- **WHAT TO DO**
Rewrite the wind and hydro power text from "All that clean" up to and including "siltation and drought.", changing "wind farms" to "wind parks".

The best CF for on-shore Wind power plants is about 52% and many are as low as 18%. It's all a question of Good Location, Quality winds, Tower Height, Turbine size and design.

Labrador, Ungava and Hudson Bay shores have very good quality winds. Large (6+ Mega-Watt) turbines on very high towers could have CF of 50+%. Over 40,000 such turbines could be installed on those 4,000 Km long shores if stacked in two or three rows. Total average production could be over 100,000 Mega-Watts.

All that clean energy, coupled with the 50,000 Mega-Watts of installed Hydro as back up, could produce enough for 38.5 BEV each or about 27 FCEVs each, with 2014 total population.

As it would be way too much clean energy, those wind farms could be installed progressively over the next 100+ years (at a rate of ONLY 400 units a year), starting in 2025 because we already have a surplus of clean e-energy for the next 10 years or so.

On top of all that, another 40,000 Mega-Watts of Hydro power could be installed, if required.

We will NOT run out of clean Hydro + Wind power soon?


The USA ran out of sites for hydro long ago, and the existing ones are suffering from both siltation and drought.

Many environmental organizations want to remove existing hydro dams to restore river flows and fish migration paths.  I can't blame them.

Bob Wallace

When reactors are offline for repair as was the case with Crystal River and SONGS their generation is still counted in CF calculations. It's not until the decision has been made to permanently retire them that their capacity is removed from the total.

Fort Calhoun was offline for over a year then came back on line.

The US has some existing dams that are candidates for power production.

A 2012 study of some of the 77,500 existing dams which are not currently power producers found potential to add up to 12 GW (12,000 megawatts or MW) of new renewable capacity — a potential equivalent to increasing the size of the existing conventional hydropower by 15%.

- **DATASET EXTRACT**
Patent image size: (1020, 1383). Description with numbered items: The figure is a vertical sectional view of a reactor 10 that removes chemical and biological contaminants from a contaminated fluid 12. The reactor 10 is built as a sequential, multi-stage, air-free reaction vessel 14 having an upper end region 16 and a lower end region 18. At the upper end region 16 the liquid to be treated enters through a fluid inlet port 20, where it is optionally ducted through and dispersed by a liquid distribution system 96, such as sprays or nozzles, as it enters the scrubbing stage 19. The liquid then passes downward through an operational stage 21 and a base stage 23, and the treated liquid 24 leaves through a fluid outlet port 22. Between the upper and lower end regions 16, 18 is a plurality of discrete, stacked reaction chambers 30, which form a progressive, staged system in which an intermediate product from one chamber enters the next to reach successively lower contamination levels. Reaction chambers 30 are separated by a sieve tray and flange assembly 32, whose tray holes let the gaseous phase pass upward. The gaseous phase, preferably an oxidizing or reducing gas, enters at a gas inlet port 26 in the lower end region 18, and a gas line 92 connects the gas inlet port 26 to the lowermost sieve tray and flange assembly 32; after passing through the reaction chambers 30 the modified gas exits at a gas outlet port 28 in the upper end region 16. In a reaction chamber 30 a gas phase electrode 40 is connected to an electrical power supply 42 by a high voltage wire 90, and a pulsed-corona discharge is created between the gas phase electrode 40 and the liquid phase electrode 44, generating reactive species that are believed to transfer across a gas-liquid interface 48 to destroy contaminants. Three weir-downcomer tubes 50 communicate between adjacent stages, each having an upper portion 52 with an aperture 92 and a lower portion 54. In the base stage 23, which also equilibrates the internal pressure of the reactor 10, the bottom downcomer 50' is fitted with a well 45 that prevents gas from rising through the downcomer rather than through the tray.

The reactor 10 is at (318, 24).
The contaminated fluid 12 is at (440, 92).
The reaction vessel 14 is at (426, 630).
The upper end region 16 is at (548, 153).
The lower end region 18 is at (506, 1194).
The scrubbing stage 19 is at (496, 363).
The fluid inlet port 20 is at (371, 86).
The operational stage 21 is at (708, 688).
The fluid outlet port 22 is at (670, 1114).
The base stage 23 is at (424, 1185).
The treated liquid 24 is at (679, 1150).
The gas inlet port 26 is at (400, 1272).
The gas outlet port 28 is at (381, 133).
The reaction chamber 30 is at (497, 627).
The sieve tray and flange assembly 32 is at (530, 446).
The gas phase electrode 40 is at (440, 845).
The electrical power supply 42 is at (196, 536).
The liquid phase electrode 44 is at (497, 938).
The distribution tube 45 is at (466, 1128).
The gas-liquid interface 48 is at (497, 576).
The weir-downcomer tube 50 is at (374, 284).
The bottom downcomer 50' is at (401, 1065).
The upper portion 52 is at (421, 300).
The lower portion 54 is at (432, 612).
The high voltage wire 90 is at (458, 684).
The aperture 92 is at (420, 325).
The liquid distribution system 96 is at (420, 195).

- **RESULT**
All that clean energy, coupled with the 50,000 Mega-Watts of installed Hydro as back up, could produce enough for 38.5 BEV each or about 27 FCEVs each, with 2014 total population.

As it would be way too much clean energy, those wind parks could be installed progressively over the next 100+ years (at a rate of ONLY 400 units a year), starting in 2025 because we already have a surplus of clean e-energy for the next 10 years or so.

On top of all that, another 40,000 Mega-Watts of Hydro power could be installed, if required.

We will NOT run out of clean Hydro + Wind power soon?


The USA ran out of sites for hydro long ago, and the existing ones are suffering from both siltation and drought.